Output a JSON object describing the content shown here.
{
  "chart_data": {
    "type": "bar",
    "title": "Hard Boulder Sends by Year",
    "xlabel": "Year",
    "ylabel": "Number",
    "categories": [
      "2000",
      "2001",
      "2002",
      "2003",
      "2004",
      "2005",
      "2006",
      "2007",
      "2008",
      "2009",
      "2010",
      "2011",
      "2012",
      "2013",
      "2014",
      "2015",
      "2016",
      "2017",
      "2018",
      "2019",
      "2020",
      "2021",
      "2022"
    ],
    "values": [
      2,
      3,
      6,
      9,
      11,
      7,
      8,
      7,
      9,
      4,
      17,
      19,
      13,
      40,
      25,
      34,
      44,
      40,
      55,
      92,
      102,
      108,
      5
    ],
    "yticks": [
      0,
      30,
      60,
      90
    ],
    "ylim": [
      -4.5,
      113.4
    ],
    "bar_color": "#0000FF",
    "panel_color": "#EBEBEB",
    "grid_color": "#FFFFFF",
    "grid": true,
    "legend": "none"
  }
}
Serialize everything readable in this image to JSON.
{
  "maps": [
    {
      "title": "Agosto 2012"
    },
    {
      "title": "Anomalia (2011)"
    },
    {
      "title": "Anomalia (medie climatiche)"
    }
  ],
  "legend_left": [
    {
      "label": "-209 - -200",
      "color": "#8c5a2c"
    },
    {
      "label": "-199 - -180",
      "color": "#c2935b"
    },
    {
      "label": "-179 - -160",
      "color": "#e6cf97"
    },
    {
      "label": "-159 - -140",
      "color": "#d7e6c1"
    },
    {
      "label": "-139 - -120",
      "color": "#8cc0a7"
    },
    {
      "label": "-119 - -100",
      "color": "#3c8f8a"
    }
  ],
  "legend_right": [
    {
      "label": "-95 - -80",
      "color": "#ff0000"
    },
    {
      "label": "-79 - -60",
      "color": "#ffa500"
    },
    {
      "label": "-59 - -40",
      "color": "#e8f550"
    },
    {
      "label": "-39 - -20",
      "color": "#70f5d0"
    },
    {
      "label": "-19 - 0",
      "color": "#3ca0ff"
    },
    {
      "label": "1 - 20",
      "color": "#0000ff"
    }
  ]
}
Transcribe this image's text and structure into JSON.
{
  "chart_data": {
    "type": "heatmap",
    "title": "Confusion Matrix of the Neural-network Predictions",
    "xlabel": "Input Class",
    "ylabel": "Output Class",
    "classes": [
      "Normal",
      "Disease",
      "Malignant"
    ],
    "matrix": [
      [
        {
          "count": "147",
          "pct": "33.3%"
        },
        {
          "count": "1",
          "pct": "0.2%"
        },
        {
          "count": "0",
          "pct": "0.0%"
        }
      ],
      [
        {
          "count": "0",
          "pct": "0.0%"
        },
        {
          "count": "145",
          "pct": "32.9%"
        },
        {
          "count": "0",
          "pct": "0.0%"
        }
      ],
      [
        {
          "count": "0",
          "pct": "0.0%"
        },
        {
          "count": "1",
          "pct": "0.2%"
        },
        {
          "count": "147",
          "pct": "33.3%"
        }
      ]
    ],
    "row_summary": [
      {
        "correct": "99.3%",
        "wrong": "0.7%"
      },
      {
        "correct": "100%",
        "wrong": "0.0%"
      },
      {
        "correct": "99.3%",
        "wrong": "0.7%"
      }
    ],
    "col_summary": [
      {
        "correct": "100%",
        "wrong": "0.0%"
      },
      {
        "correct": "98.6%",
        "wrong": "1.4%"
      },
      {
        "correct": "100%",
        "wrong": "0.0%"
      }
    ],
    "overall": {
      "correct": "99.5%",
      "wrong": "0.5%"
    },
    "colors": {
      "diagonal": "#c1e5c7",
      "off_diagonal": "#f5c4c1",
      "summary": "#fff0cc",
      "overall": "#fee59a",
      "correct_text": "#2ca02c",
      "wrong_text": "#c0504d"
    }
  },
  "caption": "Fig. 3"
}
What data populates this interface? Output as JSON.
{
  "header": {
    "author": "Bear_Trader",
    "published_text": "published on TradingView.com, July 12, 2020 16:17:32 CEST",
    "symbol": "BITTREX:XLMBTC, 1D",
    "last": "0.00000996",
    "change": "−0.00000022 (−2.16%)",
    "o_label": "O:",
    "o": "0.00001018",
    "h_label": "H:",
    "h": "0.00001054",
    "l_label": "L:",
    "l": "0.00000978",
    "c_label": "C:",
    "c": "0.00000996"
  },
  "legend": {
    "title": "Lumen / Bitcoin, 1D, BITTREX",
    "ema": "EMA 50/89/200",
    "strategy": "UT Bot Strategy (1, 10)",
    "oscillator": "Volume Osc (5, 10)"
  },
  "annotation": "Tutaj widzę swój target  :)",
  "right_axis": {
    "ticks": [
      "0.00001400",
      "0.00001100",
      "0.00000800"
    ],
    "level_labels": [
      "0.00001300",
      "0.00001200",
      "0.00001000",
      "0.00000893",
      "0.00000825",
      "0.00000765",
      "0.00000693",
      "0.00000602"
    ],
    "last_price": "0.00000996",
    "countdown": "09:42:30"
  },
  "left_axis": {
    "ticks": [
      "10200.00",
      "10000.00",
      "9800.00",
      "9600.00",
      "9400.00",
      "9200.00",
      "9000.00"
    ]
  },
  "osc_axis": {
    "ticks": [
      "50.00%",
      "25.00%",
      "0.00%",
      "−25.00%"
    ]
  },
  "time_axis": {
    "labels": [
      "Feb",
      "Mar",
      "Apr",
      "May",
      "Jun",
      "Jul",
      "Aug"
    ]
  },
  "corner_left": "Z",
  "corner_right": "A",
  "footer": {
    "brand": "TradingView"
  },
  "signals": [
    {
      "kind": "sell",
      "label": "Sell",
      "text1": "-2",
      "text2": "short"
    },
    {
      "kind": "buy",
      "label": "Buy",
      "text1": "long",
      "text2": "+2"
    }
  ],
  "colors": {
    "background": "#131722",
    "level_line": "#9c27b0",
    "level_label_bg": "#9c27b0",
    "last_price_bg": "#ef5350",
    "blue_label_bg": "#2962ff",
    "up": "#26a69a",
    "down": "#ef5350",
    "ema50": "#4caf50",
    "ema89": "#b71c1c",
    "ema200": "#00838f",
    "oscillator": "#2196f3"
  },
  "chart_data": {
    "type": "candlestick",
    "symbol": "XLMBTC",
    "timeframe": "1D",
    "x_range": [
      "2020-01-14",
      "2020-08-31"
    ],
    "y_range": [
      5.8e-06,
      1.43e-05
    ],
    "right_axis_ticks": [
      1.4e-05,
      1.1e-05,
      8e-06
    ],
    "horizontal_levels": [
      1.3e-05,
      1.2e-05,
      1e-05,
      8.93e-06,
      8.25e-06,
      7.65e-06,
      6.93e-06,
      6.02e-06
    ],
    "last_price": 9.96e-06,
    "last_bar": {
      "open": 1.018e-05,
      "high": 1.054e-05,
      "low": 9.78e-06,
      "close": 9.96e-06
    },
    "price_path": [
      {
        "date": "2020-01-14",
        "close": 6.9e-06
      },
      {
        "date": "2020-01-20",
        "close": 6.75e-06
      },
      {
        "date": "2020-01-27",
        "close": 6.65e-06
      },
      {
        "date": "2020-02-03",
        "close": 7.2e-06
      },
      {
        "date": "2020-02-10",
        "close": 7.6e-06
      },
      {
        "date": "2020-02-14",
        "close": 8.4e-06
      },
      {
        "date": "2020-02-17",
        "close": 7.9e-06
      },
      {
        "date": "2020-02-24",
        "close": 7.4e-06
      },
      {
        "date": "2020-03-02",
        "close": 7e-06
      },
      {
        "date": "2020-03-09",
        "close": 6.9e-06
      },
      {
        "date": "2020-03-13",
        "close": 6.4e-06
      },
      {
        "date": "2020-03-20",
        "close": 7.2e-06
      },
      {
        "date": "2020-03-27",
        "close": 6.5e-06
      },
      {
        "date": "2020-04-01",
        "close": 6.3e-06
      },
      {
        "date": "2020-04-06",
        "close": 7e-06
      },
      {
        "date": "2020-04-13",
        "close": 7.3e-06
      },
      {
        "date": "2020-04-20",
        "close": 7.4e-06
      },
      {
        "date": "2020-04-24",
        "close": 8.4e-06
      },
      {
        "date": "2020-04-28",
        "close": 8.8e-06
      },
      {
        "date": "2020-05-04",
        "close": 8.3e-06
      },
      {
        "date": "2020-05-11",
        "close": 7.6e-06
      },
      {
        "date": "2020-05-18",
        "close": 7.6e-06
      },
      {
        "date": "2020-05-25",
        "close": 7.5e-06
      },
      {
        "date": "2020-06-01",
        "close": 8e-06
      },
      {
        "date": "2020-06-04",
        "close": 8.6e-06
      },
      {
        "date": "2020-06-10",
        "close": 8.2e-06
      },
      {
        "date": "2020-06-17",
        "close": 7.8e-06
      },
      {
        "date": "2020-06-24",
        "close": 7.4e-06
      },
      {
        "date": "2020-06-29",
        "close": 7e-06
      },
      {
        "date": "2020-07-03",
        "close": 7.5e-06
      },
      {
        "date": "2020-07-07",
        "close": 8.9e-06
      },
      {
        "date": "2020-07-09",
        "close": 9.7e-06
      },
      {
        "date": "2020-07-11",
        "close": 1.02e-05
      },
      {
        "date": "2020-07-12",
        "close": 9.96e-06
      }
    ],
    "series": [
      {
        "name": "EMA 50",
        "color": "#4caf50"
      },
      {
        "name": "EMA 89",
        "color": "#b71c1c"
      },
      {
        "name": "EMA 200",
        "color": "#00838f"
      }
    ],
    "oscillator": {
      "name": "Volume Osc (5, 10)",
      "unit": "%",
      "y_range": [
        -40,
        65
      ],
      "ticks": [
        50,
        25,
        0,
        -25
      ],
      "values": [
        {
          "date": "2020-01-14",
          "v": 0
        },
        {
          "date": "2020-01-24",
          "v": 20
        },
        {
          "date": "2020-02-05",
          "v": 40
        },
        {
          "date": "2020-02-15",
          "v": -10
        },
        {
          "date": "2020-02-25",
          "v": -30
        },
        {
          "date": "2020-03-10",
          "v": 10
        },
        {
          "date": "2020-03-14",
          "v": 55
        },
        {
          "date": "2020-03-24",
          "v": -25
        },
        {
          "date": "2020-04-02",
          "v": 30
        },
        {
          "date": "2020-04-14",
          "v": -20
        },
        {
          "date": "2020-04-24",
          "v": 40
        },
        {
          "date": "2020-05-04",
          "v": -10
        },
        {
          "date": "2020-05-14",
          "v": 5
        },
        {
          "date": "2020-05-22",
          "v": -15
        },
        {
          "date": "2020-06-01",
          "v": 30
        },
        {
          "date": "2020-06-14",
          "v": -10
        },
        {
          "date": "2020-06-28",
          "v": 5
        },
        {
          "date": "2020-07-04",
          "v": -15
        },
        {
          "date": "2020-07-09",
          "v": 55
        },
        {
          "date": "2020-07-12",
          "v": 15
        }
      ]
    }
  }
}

▶ [Aim of the exercise]: Look through the listing above. Pick out each line with "BITTREX" and copy it.

▶ [Response]:
    "symbol": "BITTREX:XLMBTC, 1D",
    "title": "Lumen / Bitcoin, 1D, BITTREX",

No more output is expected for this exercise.